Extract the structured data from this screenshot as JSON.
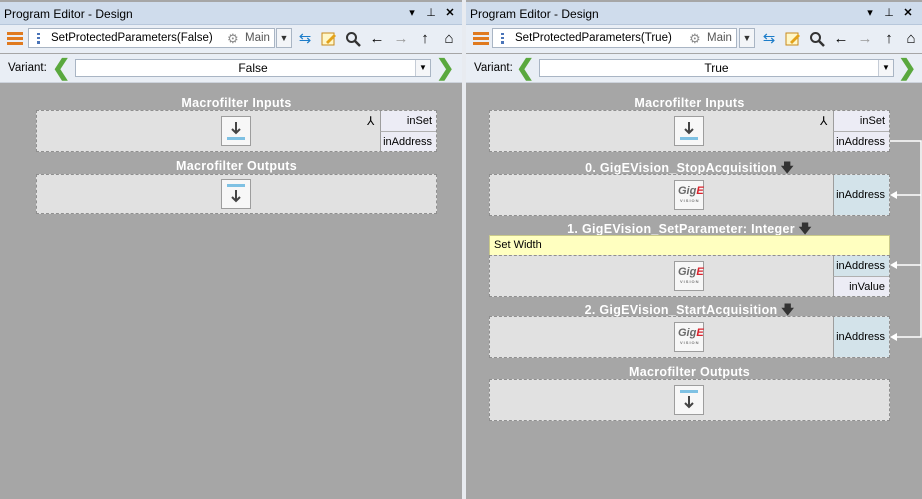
{
  "panels": [
    {
      "window_title": "Program Editor - Design",
      "macrofilter_name": "SetProtectedParameters(False)",
      "thread_label": "Main",
      "variant_label": "Variant:",
      "variant_value": "False",
      "inputs_title": "Macrofilter Inputs",
      "input_ports": [
        "inSet",
        "inAddress"
      ],
      "outputs_title": "Macrofilter Outputs",
      "filters": []
    },
    {
      "window_title": "Program Editor - Design",
      "macrofilter_name": "SetProtectedParameters(True)",
      "thread_label": "Main",
      "variant_label": "Variant:",
      "variant_value": "True",
      "inputs_title": "Macrofilter Inputs",
      "input_ports": [
        "inSet",
        "inAddress"
      ],
      "outputs_title": "Macrofilter Outputs",
      "filters": [
        {
          "title": "0. GigEVision_StopAcquisition",
          "ports": [
            "inAddress"
          ]
        },
        {
          "title": "1. GigEVision_SetParameter: Integer",
          "comment": "Set Width",
          "ports": [
            "inAddress",
            "inValue"
          ]
        },
        {
          "title": "2. GigEVision_StartAcquisition",
          "ports": [
            "inAddress"
          ]
        }
      ]
    }
  ],
  "icons": {
    "menu": "hamburger-icon",
    "swap": "swap-icon",
    "edit": "edit-icon",
    "search": "search-icon",
    "back": "arrow-left-icon",
    "forward": "arrow-right-icon",
    "up": "arrow-up-icon",
    "home": "home-icon",
    "fork": "fork-icon",
    "filter": "gige-logo-icon"
  },
  "gige_logo": "GigE",
  "gige_sub": "VISION",
  "colors": {
    "canvas": "#a6a6a6",
    "titlebar": "#cfdcec",
    "block": "#e1e1e1",
    "linked_port": "#d3e3ea",
    "comment": "#ffffc0",
    "accent_green": "#5aa83e",
    "connection": "#ffffff"
  }
}
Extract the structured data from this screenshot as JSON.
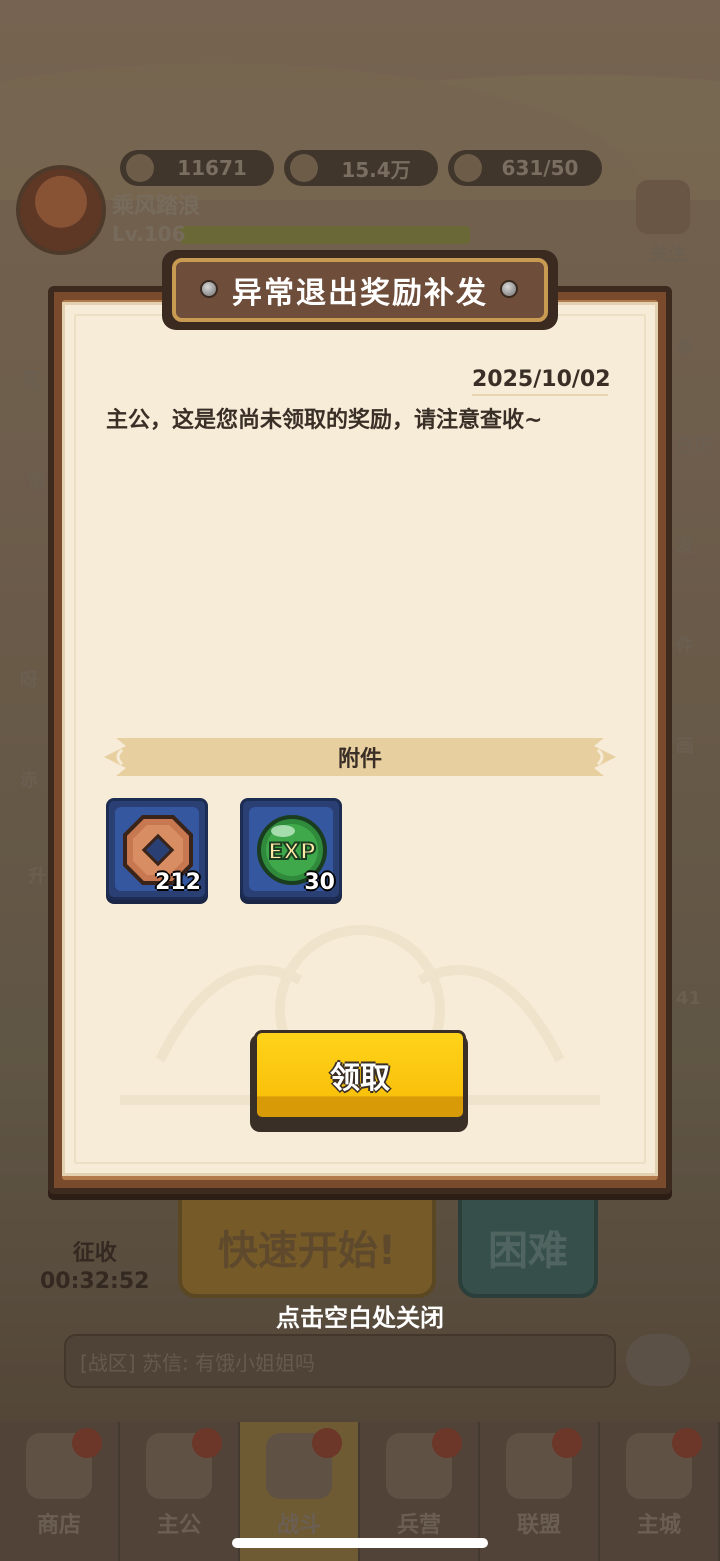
{
  "resources": [
    {
      "icon": "ingot-icon",
      "value": "11671"
    },
    {
      "icon": "copper-coin-icon",
      "value": "15.4万"
    },
    {
      "icon": "grain-icon",
      "value": "631/50"
    }
  ],
  "player": {
    "name": "乘风踏浪",
    "level": "Lv.106"
  },
  "side_right": [
    "关注",
    "务",
    "日历",
    "发",
    "件",
    "画",
    "41"
  ],
  "side_left": [
    "花",
    "浴",
    "呀",
    "赤",
    "升"
  ],
  "main_buttons": {
    "quick_start": "快速开始!",
    "hard": "困难"
  },
  "levy": {
    "label": "征收",
    "timer": "00:32:52"
  },
  "chat": {
    "text": "[战区] 苏信: 有饿小姐姐吗"
  },
  "tabs": [
    {
      "label": "商店",
      "active": false
    },
    {
      "label": "主公",
      "active": false
    },
    {
      "label": "战斗",
      "active": true
    },
    {
      "label": "兵营",
      "active": false
    },
    {
      "label": "联盟",
      "active": false
    },
    {
      "label": "主城",
      "active": false
    }
  ],
  "dialog": {
    "title": "异常退出奖励补发",
    "date": "2025/10/02",
    "message": "主公，这是您尚未领取的奖励，请注意查收~",
    "attachments_label": "附件",
    "items": [
      {
        "icon": "copper-coin-icon",
        "quantity": "212"
      },
      {
        "icon": "exp-orb-icon",
        "quantity": "30",
        "icon_text": "EXP"
      }
    ],
    "claim_label": "领取"
  },
  "close_hint": "点击空白处关闭",
  "colors": {
    "claim_yellow": "#ffd31a",
    "paper": "#f6ecd7",
    "frame_brown": "#7a4a2c",
    "item_blue": "#3557a0"
  }
}
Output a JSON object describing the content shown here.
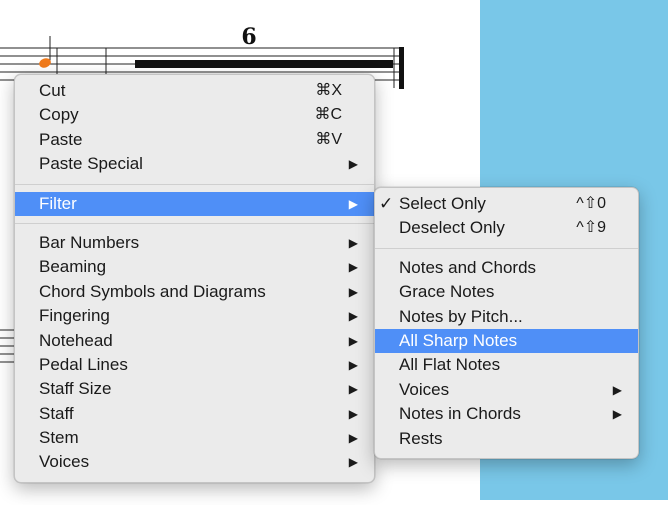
{
  "score": {
    "bar_number": "6"
  },
  "context_menu": {
    "group1": [
      {
        "label": "Cut",
        "shortcut": "⌘X"
      },
      {
        "label": "Copy",
        "shortcut": "⌘C"
      },
      {
        "label": "Paste",
        "shortcut": "⌘V"
      },
      {
        "label": "Paste Special",
        "submenu": true
      }
    ],
    "filter": {
      "label": "Filter",
      "submenu": true,
      "highlighted": true
    },
    "group3": [
      {
        "label": "Bar Numbers"
      },
      {
        "label": "Beaming"
      },
      {
        "label": "Chord Symbols and Diagrams"
      },
      {
        "label": "Fingering"
      },
      {
        "label": "Notehead"
      },
      {
        "label": "Pedal Lines"
      },
      {
        "label": "Staff Size"
      },
      {
        "label": "Staff"
      },
      {
        "label": "Stem"
      },
      {
        "label": "Voices"
      }
    ]
  },
  "filter_submenu": {
    "group1": [
      {
        "label": "Select Only",
        "shortcut": "^⇧0",
        "checked": true
      },
      {
        "label": "Deselect Only",
        "shortcut": "^⇧9"
      }
    ],
    "group2": [
      {
        "label": "Notes and Chords"
      },
      {
        "label": "Grace Notes"
      },
      {
        "label": "Notes by Pitch..."
      },
      {
        "label": "All Sharp Notes",
        "highlighted": true
      },
      {
        "label": "All Flat Notes"
      },
      {
        "label": "Voices",
        "submenu": true
      },
      {
        "label": "Notes in Chords",
        "submenu": true
      },
      {
        "label": "Rests"
      }
    ]
  },
  "symbols": {
    "submenu_arrow": "▶",
    "checkmark": "✓"
  },
  "colors": {
    "highlight": "#4f8ff7",
    "menu_bg": "#ebebeb",
    "side_pane": "#79c7e8",
    "note": "#f07a1a"
  }
}
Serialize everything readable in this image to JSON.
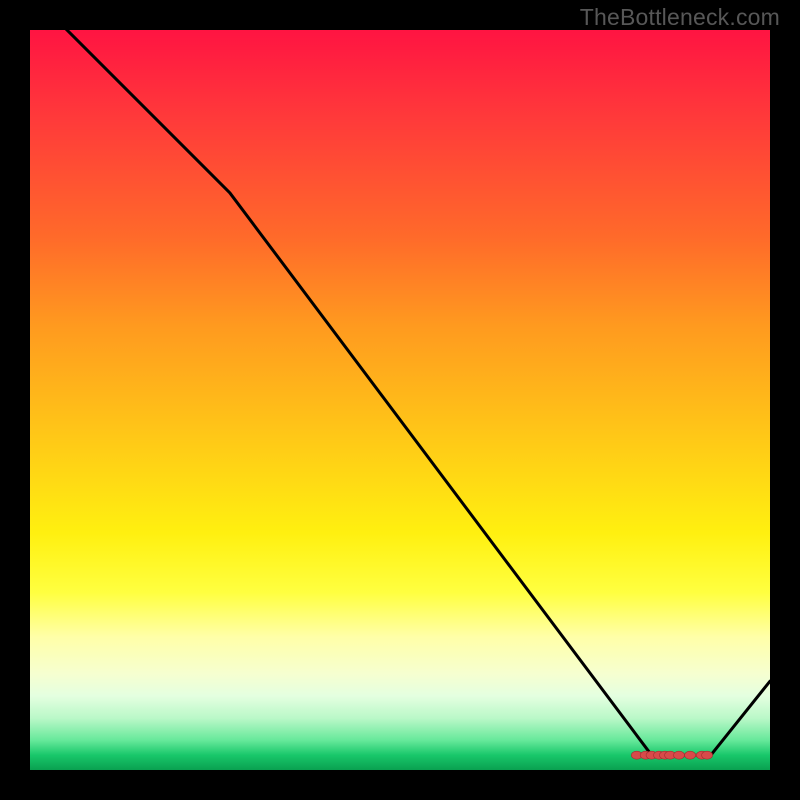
{
  "watermark": "TheBottleneck.com",
  "chart_data": {
    "type": "line",
    "title": "",
    "xlabel": "",
    "ylabel": "",
    "xlim": [
      0,
      100
    ],
    "ylim": [
      0,
      100
    ],
    "grid": false,
    "series": [
      {
        "name": "curve",
        "x": [
          3,
          27,
          84,
          92,
          100
        ],
        "y": [
          102,
          78,
          2,
          2,
          12
        ]
      }
    ],
    "markers": {
      "name": "optimal-range",
      "color": "#d84a4a",
      "points": [
        {
          "x": 82,
          "y": 2
        },
        {
          "x": 83.2,
          "y": 2
        },
        {
          "x": 84.0,
          "y": 2
        },
        {
          "x": 85.0,
          "y": 2
        },
        {
          "x": 85.8,
          "y": 2
        },
        {
          "x": 86.5,
          "y": 2
        },
        {
          "x": 87.7,
          "y": 2
        },
        {
          "x": 89.2,
          "y": 2
        },
        {
          "x": 90.8,
          "y": 2
        },
        {
          "x": 91.5,
          "y": 2
        }
      ]
    },
    "colors": {
      "line": "#000000",
      "marker": "#d84a4a",
      "gradient_top": "#ff1442",
      "gradient_bottom": "#0aa050"
    }
  }
}
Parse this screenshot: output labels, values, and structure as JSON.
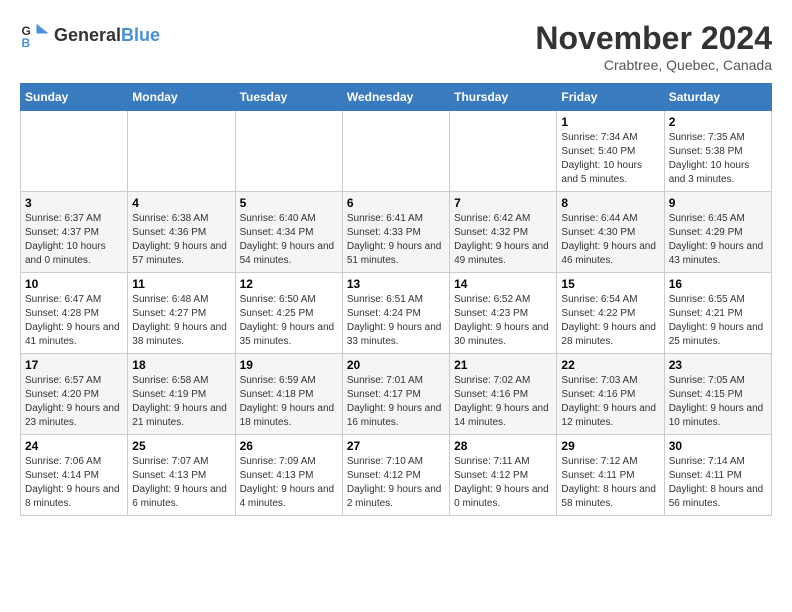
{
  "logo": {
    "text_general": "General",
    "text_blue": "Blue"
  },
  "header": {
    "month_title": "November 2024",
    "subtitle": "Crabtree, Quebec, Canada"
  },
  "calendar": {
    "days_of_week": [
      "Sunday",
      "Monday",
      "Tuesday",
      "Wednesday",
      "Thursday",
      "Friday",
      "Saturday"
    ],
    "weeks": [
      [
        {
          "day": "",
          "info": ""
        },
        {
          "day": "",
          "info": ""
        },
        {
          "day": "",
          "info": ""
        },
        {
          "day": "",
          "info": ""
        },
        {
          "day": "",
          "info": ""
        },
        {
          "day": "1",
          "info": "Sunrise: 7:34 AM\nSunset: 5:40 PM\nDaylight: 10 hours and 5 minutes."
        },
        {
          "day": "2",
          "info": "Sunrise: 7:35 AM\nSunset: 5:38 PM\nDaylight: 10 hours and 3 minutes."
        }
      ],
      [
        {
          "day": "3",
          "info": "Sunrise: 6:37 AM\nSunset: 4:37 PM\nDaylight: 10 hours and 0 minutes."
        },
        {
          "day": "4",
          "info": "Sunrise: 6:38 AM\nSunset: 4:36 PM\nDaylight: 9 hours and 57 minutes."
        },
        {
          "day": "5",
          "info": "Sunrise: 6:40 AM\nSunset: 4:34 PM\nDaylight: 9 hours and 54 minutes."
        },
        {
          "day": "6",
          "info": "Sunrise: 6:41 AM\nSunset: 4:33 PM\nDaylight: 9 hours and 51 minutes."
        },
        {
          "day": "7",
          "info": "Sunrise: 6:42 AM\nSunset: 4:32 PM\nDaylight: 9 hours and 49 minutes."
        },
        {
          "day": "8",
          "info": "Sunrise: 6:44 AM\nSunset: 4:30 PM\nDaylight: 9 hours and 46 minutes."
        },
        {
          "day": "9",
          "info": "Sunrise: 6:45 AM\nSunset: 4:29 PM\nDaylight: 9 hours and 43 minutes."
        }
      ],
      [
        {
          "day": "10",
          "info": "Sunrise: 6:47 AM\nSunset: 4:28 PM\nDaylight: 9 hours and 41 minutes."
        },
        {
          "day": "11",
          "info": "Sunrise: 6:48 AM\nSunset: 4:27 PM\nDaylight: 9 hours and 38 minutes."
        },
        {
          "day": "12",
          "info": "Sunrise: 6:50 AM\nSunset: 4:25 PM\nDaylight: 9 hours and 35 minutes."
        },
        {
          "day": "13",
          "info": "Sunrise: 6:51 AM\nSunset: 4:24 PM\nDaylight: 9 hours and 33 minutes."
        },
        {
          "day": "14",
          "info": "Sunrise: 6:52 AM\nSunset: 4:23 PM\nDaylight: 9 hours and 30 minutes."
        },
        {
          "day": "15",
          "info": "Sunrise: 6:54 AM\nSunset: 4:22 PM\nDaylight: 9 hours and 28 minutes."
        },
        {
          "day": "16",
          "info": "Sunrise: 6:55 AM\nSunset: 4:21 PM\nDaylight: 9 hours and 25 minutes."
        }
      ],
      [
        {
          "day": "17",
          "info": "Sunrise: 6:57 AM\nSunset: 4:20 PM\nDaylight: 9 hours and 23 minutes."
        },
        {
          "day": "18",
          "info": "Sunrise: 6:58 AM\nSunset: 4:19 PM\nDaylight: 9 hours and 21 minutes."
        },
        {
          "day": "19",
          "info": "Sunrise: 6:59 AM\nSunset: 4:18 PM\nDaylight: 9 hours and 18 minutes."
        },
        {
          "day": "20",
          "info": "Sunrise: 7:01 AM\nSunset: 4:17 PM\nDaylight: 9 hours and 16 minutes."
        },
        {
          "day": "21",
          "info": "Sunrise: 7:02 AM\nSunset: 4:16 PM\nDaylight: 9 hours and 14 minutes."
        },
        {
          "day": "22",
          "info": "Sunrise: 7:03 AM\nSunset: 4:16 PM\nDaylight: 9 hours and 12 minutes."
        },
        {
          "day": "23",
          "info": "Sunrise: 7:05 AM\nSunset: 4:15 PM\nDaylight: 9 hours and 10 minutes."
        }
      ],
      [
        {
          "day": "24",
          "info": "Sunrise: 7:06 AM\nSunset: 4:14 PM\nDaylight: 9 hours and 8 minutes."
        },
        {
          "day": "25",
          "info": "Sunrise: 7:07 AM\nSunset: 4:13 PM\nDaylight: 9 hours and 6 minutes."
        },
        {
          "day": "26",
          "info": "Sunrise: 7:09 AM\nSunset: 4:13 PM\nDaylight: 9 hours and 4 minutes."
        },
        {
          "day": "27",
          "info": "Sunrise: 7:10 AM\nSunset: 4:12 PM\nDaylight: 9 hours and 2 minutes."
        },
        {
          "day": "28",
          "info": "Sunrise: 7:11 AM\nSunset: 4:12 PM\nDaylight: 9 hours and 0 minutes."
        },
        {
          "day": "29",
          "info": "Sunrise: 7:12 AM\nSunset: 4:11 PM\nDaylight: 8 hours and 58 minutes."
        },
        {
          "day": "30",
          "info": "Sunrise: 7:14 AM\nSunset: 4:11 PM\nDaylight: 8 hours and 56 minutes."
        }
      ]
    ]
  }
}
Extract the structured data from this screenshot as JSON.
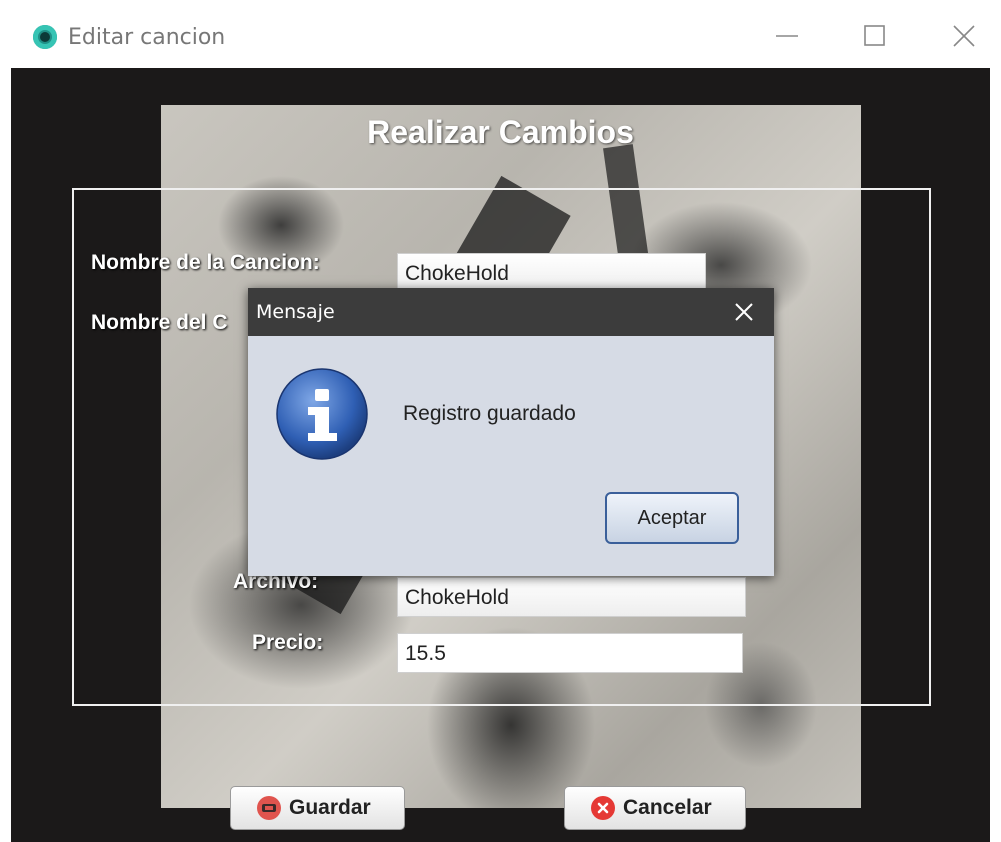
{
  "window": {
    "title": "Editar cancion"
  },
  "form": {
    "title": "Realizar Cambios",
    "labels": {
      "nombre_cancion": "Nombre de la Cancion:",
      "nombre_c_partial": "Nombre del C",
      "archivo": "Archivo:",
      "precio": "Precio:"
    },
    "fields": {
      "nombre_cancion": "ChokeHold",
      "archivo": "ChokeHold",
      "precio": "15.5"
    },
    "buttons": {
      "guardar": "Guardar",
      "cancelar": "Cancelar"
    }
  },
  "dialog": {
    "title": "Mensaje",
    "message": "Registro guardado",
    "ok_label": "Aceptar",
    "icon": "info-icon"
  },
  "colors": {
    "content_bg": "#1b1919",
    "dialog_bg": "#d6dbe5",
    "dialog_titlebar": "#3c3c3c",
    "info_blue": "#2f5fb4"
  }
}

——

Going through the records above, state how many lines carry "shortcut", with no other text.

▶ **Full output**
5